The tasks
a. Copy the passage on collaborative filtering verbatim, between "We focus our" and "in real time.", inclusive.
b. Quote the listing from its first line through the line holding "row-donors-link[interactable]: 3 xyxy=(519,258,532,284)", both included.
## BEGIN Supplied text
Recent years, deep neural networks yield immense success on computer vision and natural language processing. There are also successful works on applying Graph Convolutional Networks (GCNs) to recommendation systems. The basic idea of GCNs is to iteratively train the model over multiple layers through two steps at each layer: 1) node embedding with convolutional neighborhood aggregation; 2) non-linear transformation of node embeddings parameterized by a neural network (Chen et al., 2020) A general framework of Neural network-based Collaborative Filtering (NCF) is proposed to learn user-item interaction via a multi-layer perceptron (He et al., 2017). Neural Graph Collaborative Filtering (NGCF) is proposed embedding propagation layer to leverage high-order connectivities in user-item integration graph of model-based CF (Wang et al., 2019). Multi-Component graph convolutional Collaborative Filtering (MCCF) approach is proposed to distinguish the latent purchasing motivations (Wang et al., 2019). They have shown improvements over the state-of-the-art methods in prediction accuracy. There are also works on improving the scalability of Graph Convolutional Network (GCN) algorithms by reducing the complexity, such as PinSage, which combines random walks and graph convolutions to incorporate both graph structure and node feature information (Ying et al., 2018); Simple Graph Convolution (SGC) (Wu et al., 2019) and Linear Residual Graph Convolutional Collaborative Filtering (LR-GCCF) (Chen et al., 2020) removes the non-linearities. Although most GCN based approaches including GCN based recommendation models achieve the best performance with two layers (Kipf and Welling, 2017, Hamilton et al., 2017, Ying et al., 2018). It still requires training the model with all user-item interaction information iteratively as model-based approaches.

We focus our approach on memory-based collaborative filtering since it can be generalized to be used on any relational data without knowing the content of the data. However, there are some key fundamental challenges of collaborative filtering to predict an accurate rating in real time.

In practice, recommendation systems are used with very large datasets such as those from Amazon (Linden et al., 2003), Facebook (Maja Kabiljo, 2015) or Netflix (Bennett et al., 2007). There are usually at least tens of thousands of items and millions of users, but most users only review few items with regard to the total number of items. One of the typical challenges that could be introduced by data sparsity is the Cold Start Problem (Rubens et al., 2015; Schein et al., 2002). Since collaborative filtering methods make recommendations based on users’ past preferences, new users need to rate a sufficient number of items in order to let the recommendation system learn their preferences and make reliable recommendations. Collaborative filtering methods are generally unable to make accurate recommendations if users have only rated very few items.
## END Supplied text
## BEGIN Data records
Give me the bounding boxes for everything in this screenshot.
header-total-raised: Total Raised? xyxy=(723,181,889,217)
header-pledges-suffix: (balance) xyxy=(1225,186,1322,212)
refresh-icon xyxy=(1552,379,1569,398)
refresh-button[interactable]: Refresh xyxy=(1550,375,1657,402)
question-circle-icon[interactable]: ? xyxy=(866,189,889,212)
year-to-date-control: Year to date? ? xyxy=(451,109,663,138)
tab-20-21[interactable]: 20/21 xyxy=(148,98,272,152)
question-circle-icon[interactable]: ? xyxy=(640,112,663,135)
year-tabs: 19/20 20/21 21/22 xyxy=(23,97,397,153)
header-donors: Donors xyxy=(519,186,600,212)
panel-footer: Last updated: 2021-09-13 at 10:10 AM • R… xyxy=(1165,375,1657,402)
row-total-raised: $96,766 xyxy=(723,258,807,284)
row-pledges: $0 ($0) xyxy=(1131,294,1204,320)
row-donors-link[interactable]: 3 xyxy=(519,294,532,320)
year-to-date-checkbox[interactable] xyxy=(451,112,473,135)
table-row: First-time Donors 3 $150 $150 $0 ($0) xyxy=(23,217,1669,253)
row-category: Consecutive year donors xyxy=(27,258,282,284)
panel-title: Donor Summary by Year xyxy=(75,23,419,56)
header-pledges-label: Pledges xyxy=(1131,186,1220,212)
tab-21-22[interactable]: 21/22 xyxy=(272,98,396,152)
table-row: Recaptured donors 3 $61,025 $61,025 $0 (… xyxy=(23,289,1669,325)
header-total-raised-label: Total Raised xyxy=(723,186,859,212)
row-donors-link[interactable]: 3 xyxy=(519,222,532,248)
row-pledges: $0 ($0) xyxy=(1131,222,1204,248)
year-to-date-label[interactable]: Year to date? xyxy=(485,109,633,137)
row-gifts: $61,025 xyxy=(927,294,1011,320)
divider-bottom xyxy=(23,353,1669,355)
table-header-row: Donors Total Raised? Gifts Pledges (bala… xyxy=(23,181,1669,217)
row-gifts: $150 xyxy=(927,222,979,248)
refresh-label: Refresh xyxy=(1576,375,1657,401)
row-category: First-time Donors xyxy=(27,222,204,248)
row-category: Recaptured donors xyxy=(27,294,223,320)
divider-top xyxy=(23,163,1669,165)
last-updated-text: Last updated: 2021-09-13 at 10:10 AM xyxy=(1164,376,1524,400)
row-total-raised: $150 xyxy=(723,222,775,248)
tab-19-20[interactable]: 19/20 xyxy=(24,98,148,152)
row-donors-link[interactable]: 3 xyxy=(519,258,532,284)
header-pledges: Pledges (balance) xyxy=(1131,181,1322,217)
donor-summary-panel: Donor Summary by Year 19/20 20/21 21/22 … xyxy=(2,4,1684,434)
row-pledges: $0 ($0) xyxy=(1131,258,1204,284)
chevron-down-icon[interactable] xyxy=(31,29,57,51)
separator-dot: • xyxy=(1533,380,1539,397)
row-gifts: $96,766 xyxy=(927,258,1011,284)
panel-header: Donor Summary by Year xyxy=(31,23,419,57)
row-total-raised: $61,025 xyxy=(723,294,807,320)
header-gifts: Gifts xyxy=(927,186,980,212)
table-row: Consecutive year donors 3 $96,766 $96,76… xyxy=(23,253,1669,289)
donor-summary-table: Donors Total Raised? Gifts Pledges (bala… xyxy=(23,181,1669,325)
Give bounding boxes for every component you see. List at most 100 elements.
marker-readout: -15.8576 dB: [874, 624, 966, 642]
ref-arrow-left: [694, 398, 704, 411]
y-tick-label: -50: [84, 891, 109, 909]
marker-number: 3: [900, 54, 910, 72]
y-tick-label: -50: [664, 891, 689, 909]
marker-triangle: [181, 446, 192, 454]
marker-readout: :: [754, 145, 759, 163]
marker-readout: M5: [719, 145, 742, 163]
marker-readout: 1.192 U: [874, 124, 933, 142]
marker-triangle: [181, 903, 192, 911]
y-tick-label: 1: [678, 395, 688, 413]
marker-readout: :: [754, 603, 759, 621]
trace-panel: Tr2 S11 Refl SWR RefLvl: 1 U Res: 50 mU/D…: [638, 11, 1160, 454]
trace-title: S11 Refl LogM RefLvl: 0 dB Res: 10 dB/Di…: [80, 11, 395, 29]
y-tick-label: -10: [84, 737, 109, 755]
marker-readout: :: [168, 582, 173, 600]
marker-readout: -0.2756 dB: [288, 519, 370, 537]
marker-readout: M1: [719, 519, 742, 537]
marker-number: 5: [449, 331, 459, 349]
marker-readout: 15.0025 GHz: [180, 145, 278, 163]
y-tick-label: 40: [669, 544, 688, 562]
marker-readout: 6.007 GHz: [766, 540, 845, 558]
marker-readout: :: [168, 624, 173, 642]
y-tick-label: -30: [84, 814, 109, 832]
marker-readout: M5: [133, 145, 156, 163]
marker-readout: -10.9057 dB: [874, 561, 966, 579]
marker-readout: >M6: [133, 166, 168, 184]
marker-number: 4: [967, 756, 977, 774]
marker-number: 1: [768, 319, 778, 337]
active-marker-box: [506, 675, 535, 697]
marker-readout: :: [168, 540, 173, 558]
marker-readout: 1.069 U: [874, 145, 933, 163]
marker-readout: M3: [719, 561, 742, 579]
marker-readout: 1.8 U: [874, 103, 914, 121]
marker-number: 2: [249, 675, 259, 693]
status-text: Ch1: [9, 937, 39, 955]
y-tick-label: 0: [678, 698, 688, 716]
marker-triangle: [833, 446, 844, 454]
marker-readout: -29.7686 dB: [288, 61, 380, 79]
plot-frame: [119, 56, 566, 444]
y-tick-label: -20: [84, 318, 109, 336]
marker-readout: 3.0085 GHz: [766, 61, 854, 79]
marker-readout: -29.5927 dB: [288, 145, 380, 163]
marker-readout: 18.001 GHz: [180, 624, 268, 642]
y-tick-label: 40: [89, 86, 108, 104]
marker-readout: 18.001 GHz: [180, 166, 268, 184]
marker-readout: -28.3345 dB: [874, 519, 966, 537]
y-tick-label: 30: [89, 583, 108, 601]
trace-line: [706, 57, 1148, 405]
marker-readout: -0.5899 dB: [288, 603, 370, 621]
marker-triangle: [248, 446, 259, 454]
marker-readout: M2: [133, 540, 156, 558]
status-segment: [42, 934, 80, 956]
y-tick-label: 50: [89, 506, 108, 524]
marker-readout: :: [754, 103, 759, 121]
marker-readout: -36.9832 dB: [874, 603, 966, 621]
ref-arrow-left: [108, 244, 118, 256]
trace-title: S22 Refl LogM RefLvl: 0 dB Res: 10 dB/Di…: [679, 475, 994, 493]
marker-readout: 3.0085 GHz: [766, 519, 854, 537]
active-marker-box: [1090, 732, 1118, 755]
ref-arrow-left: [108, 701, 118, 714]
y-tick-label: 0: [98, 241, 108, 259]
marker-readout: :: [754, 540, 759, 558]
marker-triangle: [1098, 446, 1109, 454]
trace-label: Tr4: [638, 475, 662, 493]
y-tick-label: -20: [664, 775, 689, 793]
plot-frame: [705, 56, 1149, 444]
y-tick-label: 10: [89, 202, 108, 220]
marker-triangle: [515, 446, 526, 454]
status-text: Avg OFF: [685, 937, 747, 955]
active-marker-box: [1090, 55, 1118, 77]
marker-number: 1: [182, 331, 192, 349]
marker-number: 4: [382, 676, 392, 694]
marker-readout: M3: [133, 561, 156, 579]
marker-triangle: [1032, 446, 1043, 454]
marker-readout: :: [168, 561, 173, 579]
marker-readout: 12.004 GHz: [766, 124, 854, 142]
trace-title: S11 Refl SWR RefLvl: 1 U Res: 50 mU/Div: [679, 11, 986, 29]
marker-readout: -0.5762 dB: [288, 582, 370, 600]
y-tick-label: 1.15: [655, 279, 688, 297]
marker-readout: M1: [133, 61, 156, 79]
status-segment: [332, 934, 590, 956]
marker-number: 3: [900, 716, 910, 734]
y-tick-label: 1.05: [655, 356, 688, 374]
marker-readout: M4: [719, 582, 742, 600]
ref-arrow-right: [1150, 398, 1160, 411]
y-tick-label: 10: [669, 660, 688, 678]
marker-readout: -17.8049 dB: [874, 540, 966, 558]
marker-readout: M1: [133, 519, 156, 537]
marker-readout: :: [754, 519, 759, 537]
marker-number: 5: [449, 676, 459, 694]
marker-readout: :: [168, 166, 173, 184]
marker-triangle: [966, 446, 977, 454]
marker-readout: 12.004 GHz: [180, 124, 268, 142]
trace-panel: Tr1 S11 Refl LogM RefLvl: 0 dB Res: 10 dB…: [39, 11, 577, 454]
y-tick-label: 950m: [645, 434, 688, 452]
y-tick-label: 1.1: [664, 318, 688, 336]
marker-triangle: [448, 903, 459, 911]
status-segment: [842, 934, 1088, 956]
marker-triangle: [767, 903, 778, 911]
## END Data records
Solutions for each task
a.
We focus our approach on memory-based collaborative filtering since it can be generalized to be used on any relational data without knowing the content of the data. However, there are some key fundamental challenges of collaborative filtering to predict an accurate rating in real time.

b.
Give me the bounding boxes for everything in this screenshot.
header-total-raised: Total Raised? xyxy=(723,181,889,217)
header-pledges-suffix: (balance) xyxy=(1225,186,1322,212)
refresh-icon xyxy=(1552,379,1569,398)
refresh-button[interactable]: Refresh xyxy=(1550,375,1657,402)
question-circle-icon[interactable]: ? xyxy=(866,189,889,212)
year-to-date-control: Year to date? ? xyxy=(451,109,663,138)
tab-20-21[interactable]: 20/21 xyxy=(148,98,272,152)
question-circle-icon[interactable]: ? xyxy=(640,112,663,135)
year-tabs: 19/20 20/21 21/22 xyxy=(23,97,397,153)
header-donors: Donors xyxy=(519,186,600,212)
panel-footer: Last updated: 2021-09-13 at 10:10 AM • R… xyxy=(1165,375,1657,402)
row-total-raised: $96,766 xyxy=(723,258,807,284)
row-pledges: $0 ($0) xyxy=(1131,294,1204,320)
row-donors-link[interactable]: 3 xyxy=(519,294,532,320)
year-to-date-checkbox[interactable] xyxy=(451,112,473,135)
table-row: First-time Donors 3 $150 $150 $0 ($0) xyxy=(23,217,1669,253)
row-category: Consecutive year donors xyxy=(27,258,282,284)
panel-title: Donor Summary by Year xyxy=(75,23,419,56)
header-pledges-label: Pledges xyxy=(1131,186,1220,212)
tab-21-22[interactable]: 21/22 xyxy=(272,98,396,152)
table-row: Recaptured donors 3 $61,025 $61,025 $0 (… xyxy=(23,289,1669,325)
header-total-raised-label: Total Raised xyxy=(723,186,859,212)
row-donors-link[interactable]: 3 xyxy=(519,222,532,248)
row-pledges: $0 ($0) xyxy=(1131,222,1204,248)
year-to-date-label[interactable]: Year to date? xyxy=(485,109,633,137)
row-gifts: $61,025 xyxy=(927,294,1011,320)
divider-bottom xyxy=(23,353,1669,355)
table-header-row: Donors Total Raised? Gifts Pledges (bala… xyxy=(23,181,1669,217)
row-gifts: $150 xyxy=(927,222,979,248)
refresh-label: Refresh xyxy=(1576,375,1657,401)
row-category: First-time Donors xyxy=(27,222,204,248)
row-category: Recaptured donors xyxy=(27,294,223,320)
divider-top xyxy=(23,163,1669,165)
last-updated-text: Last updated: 2021-09-13 at 10:10 AM xyxy=(1164,376,1524,400)
row-total-raised: $150 xyxy=(723,222,775,248)
tab-19-20[interactable]: 19/20 xyxy=(24,98,148,152)
row-donors-link[interactable]: 3 xyxy=(519,258,532,284)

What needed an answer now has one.